STATED GOAL = In the material, count the lines that contain the string "grid", treating uppercase and lowercase as different. Give only the number.

RECORDS FOR THE TASK =
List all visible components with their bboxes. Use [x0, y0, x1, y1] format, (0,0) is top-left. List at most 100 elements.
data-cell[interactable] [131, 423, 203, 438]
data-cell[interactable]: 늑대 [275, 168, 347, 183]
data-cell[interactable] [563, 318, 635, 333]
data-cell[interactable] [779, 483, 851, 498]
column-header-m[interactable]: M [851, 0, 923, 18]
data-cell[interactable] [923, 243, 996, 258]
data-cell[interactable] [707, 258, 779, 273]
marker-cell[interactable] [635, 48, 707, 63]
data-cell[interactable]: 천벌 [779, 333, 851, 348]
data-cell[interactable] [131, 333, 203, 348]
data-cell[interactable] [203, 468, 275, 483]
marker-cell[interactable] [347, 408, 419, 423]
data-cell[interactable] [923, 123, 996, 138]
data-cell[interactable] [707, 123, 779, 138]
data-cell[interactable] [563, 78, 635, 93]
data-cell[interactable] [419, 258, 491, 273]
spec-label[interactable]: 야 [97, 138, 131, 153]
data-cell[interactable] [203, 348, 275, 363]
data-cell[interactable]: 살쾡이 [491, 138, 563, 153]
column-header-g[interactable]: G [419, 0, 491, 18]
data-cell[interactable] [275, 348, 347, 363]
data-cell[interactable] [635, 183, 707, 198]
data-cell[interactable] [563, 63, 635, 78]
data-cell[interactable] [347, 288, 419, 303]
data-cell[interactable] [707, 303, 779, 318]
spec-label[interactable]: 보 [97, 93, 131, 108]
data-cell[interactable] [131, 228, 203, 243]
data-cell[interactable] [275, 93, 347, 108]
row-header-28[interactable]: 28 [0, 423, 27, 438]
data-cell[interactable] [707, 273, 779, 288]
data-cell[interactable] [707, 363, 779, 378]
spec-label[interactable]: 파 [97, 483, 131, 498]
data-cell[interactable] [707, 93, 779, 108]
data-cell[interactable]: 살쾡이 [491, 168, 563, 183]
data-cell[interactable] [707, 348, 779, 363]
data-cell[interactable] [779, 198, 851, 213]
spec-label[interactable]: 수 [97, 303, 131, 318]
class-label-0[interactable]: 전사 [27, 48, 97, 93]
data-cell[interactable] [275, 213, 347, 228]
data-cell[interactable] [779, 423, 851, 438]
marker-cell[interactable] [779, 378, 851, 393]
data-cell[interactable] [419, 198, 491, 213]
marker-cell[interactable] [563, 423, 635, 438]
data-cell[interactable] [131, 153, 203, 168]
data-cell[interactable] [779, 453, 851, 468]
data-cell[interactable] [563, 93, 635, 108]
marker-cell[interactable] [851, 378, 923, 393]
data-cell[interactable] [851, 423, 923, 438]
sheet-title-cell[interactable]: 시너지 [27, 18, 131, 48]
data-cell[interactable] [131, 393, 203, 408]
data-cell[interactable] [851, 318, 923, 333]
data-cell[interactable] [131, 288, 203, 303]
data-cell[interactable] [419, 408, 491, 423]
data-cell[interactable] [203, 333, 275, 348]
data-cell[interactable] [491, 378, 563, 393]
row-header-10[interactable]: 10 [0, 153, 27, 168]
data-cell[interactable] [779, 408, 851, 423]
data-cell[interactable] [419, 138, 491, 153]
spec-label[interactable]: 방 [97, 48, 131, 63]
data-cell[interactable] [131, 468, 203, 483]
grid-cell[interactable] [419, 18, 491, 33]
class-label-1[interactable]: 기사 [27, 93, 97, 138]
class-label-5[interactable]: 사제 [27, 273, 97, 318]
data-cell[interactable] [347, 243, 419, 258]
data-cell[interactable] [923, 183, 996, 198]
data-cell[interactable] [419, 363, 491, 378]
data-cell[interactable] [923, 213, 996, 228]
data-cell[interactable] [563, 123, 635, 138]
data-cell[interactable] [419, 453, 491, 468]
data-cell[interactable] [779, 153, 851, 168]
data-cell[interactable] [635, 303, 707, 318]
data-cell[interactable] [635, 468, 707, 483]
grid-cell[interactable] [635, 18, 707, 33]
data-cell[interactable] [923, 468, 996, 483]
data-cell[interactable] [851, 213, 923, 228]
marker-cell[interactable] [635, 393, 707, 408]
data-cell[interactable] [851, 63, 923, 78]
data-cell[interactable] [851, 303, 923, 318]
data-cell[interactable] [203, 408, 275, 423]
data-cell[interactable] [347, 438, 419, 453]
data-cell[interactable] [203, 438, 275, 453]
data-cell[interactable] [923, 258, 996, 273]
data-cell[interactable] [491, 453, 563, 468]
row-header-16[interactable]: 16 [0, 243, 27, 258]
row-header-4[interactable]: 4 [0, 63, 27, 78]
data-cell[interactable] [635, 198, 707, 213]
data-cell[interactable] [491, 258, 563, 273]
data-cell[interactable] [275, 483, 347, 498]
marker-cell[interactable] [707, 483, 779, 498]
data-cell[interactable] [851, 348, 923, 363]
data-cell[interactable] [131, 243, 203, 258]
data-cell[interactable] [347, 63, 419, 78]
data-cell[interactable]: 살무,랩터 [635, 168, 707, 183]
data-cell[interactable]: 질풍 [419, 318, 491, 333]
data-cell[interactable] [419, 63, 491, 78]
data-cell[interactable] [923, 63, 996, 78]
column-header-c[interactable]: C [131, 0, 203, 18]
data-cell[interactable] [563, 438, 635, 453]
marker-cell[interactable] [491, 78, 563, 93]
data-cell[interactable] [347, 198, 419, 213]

TASK OUTPUT = 2